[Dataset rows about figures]
+--
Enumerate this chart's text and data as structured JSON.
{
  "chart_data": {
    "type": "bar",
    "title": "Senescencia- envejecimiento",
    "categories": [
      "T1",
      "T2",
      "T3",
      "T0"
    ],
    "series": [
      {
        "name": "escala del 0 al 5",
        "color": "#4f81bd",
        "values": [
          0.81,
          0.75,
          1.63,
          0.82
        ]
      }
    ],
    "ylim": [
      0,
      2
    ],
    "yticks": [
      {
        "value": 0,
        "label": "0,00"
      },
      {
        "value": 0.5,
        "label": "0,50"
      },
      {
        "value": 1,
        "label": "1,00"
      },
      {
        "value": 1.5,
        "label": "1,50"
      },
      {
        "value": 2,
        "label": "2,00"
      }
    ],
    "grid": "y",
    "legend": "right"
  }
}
+--
→ Challenge
In the entries above, locate every line with the word "label" and copy it.

→ Result of the exercise
        "label": "0,00"
        "label": "0,50"
        "label": "1,00"
        "label": "1,50"
        "label": "2,00"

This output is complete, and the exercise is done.